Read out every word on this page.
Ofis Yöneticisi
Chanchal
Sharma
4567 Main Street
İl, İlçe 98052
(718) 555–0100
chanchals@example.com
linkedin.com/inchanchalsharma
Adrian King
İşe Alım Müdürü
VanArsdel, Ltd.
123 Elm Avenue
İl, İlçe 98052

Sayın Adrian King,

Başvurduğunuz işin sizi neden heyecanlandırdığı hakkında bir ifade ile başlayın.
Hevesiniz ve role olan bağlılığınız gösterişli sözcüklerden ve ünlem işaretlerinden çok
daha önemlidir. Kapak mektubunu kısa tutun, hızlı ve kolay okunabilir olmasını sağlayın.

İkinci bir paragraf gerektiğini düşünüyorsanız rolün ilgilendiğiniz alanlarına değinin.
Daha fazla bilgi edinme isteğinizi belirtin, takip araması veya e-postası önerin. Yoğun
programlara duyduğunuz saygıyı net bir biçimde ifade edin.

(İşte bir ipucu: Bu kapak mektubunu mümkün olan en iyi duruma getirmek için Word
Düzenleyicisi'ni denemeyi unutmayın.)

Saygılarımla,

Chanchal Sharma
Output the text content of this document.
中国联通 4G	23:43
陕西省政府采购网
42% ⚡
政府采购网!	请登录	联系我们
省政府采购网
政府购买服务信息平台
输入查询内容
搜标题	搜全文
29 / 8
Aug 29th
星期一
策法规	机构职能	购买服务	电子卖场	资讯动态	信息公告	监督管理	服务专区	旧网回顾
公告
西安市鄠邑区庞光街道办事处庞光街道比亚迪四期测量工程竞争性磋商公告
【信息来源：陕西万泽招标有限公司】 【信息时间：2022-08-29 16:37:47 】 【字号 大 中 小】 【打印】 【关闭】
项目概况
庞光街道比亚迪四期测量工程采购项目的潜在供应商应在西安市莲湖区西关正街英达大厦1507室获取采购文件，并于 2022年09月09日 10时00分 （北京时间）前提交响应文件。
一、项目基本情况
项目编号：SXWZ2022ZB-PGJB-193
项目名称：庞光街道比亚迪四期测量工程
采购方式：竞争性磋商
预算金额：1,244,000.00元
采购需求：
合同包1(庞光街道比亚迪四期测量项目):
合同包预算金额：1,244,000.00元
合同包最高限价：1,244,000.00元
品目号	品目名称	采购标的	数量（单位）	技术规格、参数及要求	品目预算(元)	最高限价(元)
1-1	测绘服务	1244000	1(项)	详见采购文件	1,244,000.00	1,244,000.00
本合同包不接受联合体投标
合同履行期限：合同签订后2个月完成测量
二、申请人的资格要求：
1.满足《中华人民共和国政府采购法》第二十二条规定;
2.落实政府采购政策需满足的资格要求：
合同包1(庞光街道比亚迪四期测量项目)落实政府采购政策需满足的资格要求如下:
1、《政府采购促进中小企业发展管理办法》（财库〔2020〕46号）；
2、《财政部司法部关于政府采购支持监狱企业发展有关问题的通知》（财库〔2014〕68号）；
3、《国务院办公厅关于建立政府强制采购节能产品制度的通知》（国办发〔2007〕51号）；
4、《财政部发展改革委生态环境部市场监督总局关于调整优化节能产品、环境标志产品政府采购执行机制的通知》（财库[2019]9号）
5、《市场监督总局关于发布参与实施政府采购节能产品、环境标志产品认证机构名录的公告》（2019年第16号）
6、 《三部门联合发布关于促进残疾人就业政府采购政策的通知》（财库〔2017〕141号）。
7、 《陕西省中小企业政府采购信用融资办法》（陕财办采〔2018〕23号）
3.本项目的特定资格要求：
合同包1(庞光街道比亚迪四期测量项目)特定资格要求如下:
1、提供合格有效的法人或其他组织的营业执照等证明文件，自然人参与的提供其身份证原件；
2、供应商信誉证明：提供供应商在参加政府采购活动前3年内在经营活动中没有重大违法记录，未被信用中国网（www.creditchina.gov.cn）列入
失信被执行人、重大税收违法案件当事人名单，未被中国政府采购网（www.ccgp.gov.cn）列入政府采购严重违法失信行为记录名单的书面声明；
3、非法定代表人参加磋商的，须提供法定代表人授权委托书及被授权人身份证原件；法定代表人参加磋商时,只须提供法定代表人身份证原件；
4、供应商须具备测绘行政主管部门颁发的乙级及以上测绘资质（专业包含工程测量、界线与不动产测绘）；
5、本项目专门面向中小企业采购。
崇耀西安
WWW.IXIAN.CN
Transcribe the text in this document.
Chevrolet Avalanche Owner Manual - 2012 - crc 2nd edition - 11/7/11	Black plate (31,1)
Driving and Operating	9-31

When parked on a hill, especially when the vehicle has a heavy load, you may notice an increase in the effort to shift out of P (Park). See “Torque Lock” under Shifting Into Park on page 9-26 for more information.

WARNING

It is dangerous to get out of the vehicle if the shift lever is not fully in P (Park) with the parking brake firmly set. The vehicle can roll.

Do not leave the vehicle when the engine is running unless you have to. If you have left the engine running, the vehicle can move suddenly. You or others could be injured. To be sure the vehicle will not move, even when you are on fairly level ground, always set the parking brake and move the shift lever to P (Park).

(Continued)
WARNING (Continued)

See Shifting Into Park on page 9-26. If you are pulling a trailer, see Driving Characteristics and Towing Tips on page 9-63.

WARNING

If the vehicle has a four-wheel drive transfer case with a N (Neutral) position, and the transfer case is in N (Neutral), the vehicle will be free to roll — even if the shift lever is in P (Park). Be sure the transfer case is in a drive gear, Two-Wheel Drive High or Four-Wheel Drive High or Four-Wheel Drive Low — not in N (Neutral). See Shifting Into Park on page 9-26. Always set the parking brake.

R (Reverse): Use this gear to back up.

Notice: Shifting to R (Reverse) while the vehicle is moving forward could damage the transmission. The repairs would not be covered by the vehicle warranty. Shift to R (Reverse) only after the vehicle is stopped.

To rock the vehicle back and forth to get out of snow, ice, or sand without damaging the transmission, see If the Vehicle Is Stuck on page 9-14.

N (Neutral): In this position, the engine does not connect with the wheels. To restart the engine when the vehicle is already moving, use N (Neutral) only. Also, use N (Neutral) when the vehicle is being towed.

- WORK TO BE COMPLETED -
Reproduce each line verbatim.

- SOLUTION TO THIS EXERCISE -
Read out every word on this page.
Ofis Yöneticisi
Chanchal
Sharma
4567 Main Street
İl, İlçe 98052
(718) 555–0100
chanchals@example.com
linkedin.com/inchanchalsharma
Adrian King
İşe Alım Müdürü
VanArsdel, Ltd.
123 Elm Avenue
İl, İlçe 98052

Sayın Adrian King,

Başvurduğunuz işin sizi neden heyecanlandırdığı hakkında bir ifade ile başlayın.
Hevesiniz ve role olan bağlılığınız gösterişli sözcüklerden ve ünlem işaretlerinden çok
daha önemlidir. Kapak mektubunu kısa tutun, hızlı ve kolay okunabilir olmasını sağlayın.

İkinci bir paragraf gerektiğini düşünüyorsanız rolün ilgilendiğiniz alanlarına değinin.
Daha fazla bilgi edinme isteğinizi belirtin, takip araması veya e-postası önerin. Yoğun
programlara duyduğunuz saygıyı net bir biçimde ifade edin.

(İşte bir ipucu: Bu kapak mektubunu mümkün olan en iyi duruma getirmek için Word
Düzenleyicisi'ni denemeyi unutmayın.)

Saygılarımla,

Chanchal Sharma
Output the text content of this document.
中国联通 4G	23:43
陕西省政府采购网
42% ⚡
政府采购网!	请登录	联系我们
省政府采购网
政府购买服务信息平台
输入查询内容
搜标题	搜全文
29 / 8
Aug 29th
星期一
策法规	机构职能	购买服务	电子卖场	资讯动态	信息公告	监督管理	服务专区	旧网回顾
公告
西安市鄠邑区庞光街道办事处庞光街道比亚迪四期测量工程竞争性磋商公告
【信息来源：陕西万泽招标有限公司】 【信息时间：2022-08-29 16:37:47 】 【字号 大 中 小】 【打印】 【关闭】
项目概况
庞光街道比亚迪四期测量工程采购项目的潜在供应商应在西安市莲湖区西关正街英达大厦1507室获取采购文件，并于 2022年09月09日 10时00分 （北京时间）前提交响应文件。
一、项目基本情况
项目编号：SXWZ2022ZB-PGJB-193
项目名称：庞光街道比亚迪四期测量工程
采购方式：竞争性磋商
预算金额：1,244,000.00元
采购需求：
合同包1(庞光街道比亚迪四期测量项目):
合同包预算金额：1,244,000.00元
合同包最高限价：1,244,000.00元
品目号	品目名称	采购标的	数量（单位）	技术规格、参数及要求	品目预算(元)	最高限价(元)
1-1	测绘服务	1244000	1(项)	详见采购文件	1,244,000.00	1,244,000.00
本合同包不接受联合体投标
合同履行期限：合同签订后2个月完成测量
二、申请人的资格要求：
1.满足《中华人民共和国政府采购法》第二十二条规定;
2.落实政府采购政策需满足的资格要求：
合同包1(庞光街道比亚迪四期测量项目)落实政府采购政策需满足的资格要求如下:
1、《政府采购促进中小企业发展管理办法》（财库〔2020〕46号）；
2、《财政部司法部关于政府采购支持监狱企业发展有关问题的通知》（财库〔2014〕68号）；
3、《国务院办公厅关于建立政府强制采购节能产品制度的通知》（国办发〔2007〕51号）；
4、《财政部发展改革委生态环境部市场监督总局关于调整优化节能产品、环境标志产品政府采购执行机制的通知》（财库[2019]9号）
5、《市场监督总局关于发布参与实施政府采购节能产品、环境标志产品认证机构名录的公告》（2019年第16号）
6、 《三部门联合发布关于促进残疾人就业政府采购政策的通知》（财库〔2017〕141号）。
7、 《陕西省中小企业政府采购信用融资办法》（陕财办采〔2018〕23号）
3.本项目的特定资格要求：
合同包1(庞光街道比亚迪四期测量项目)特定资格要求如下:
1、提供合格有效的法人或其他组织的营业执照等证明文件，自然人参与的提供其身份证原件；
2、供应商信誉证明：提供供应商在参加政府采购活动前3年内在经营活动中没有重大违法记录，未被信用中国网（www.creditchina.gov.cn）列入
失信被执行人、重大税收违法案件当事人名单，未被中国政府采购网（www.ccgp.gov.cn）列入政府采购严重违法失信行为记录名单的书面声明；
3、非法定代表人参加磋商的，须提供法定代表人授权委托书及被授权人身份证原件；法定代表人参加磋商时,只须提供法定代表人身份证原件；
4、供应商须具备测绘行政主管部门颁发的乙级及以上测绘资质（专业包含工程测量、界线与不动产测绘）；
5、本项目专门面向中小企业采购。
崇耀西安
WWW.IXIAN.CN
Transcribe the text in this document.
Chevrolet Avalanche Owner Manual - 2012 - crc 2nd edition - 11/7/11	Black plate (31,1)
Driving and Operating	9-31

When parked on a hill, especially when the vehicle has a heavy load, you may notice an increase in the effort to shift out of P (Park). See “Torque Lock” under Shifting Into Park on page 9-26 for more information.

WARNING

It is dangerous to get out of the vehicle if the shift lever is not fully in P (Park) with the parking brake firmly set. The vehicle can roll.

Do not leave the vehicle when the engine is running unless you have to. If you have left the engine running, the vehicle can move suddenly. You or others could be injured. To be sure the vehicle will not move, even when you are on fairly level ground, always set the parking brake and move the shift lever to P (Park).

(Continued)
WARNING (Continued)

See Shifting Into Park on page 9-26. If you are pulling a trailer, see Driving Characteristics and Towing Tips on page 9-63.

WARNING

If the vehicle has a four-wheel drive transfer case with a N (Neutral) position, and the transfer case is in N (Neutral), the vehicle will be free to roll — even if the shift lever is in P (Park). Be sure the transfer case is in a drive gear, Two-Wheel Drive High or Four-Wheel Drive High or Four-Wheel Drive Low — not in N (Neutral). See Shifting Into Park on page 9-26. Always set the parking brake.

R (Reverse): Use this gear to back up.

Notice: Shifting to R (Reverse) while the vehicle is moving forward could damage the transmission. The repairs would not be covered by the vehicle warranty. Shift to R (Reverse) only after the vehicle is stopped.

To rock the vehicle back and forth to get out of snow, ice, or sand without damaging the transmission, see If the Vehicle Is Stuck on page 9-14.

N (Neutral): In this position, the engine does not connect with the wheels. To restart the engine when the vehicle is already moving, use N (Neutral) only. Also, use N (Neutral) when the vehicle is being towed.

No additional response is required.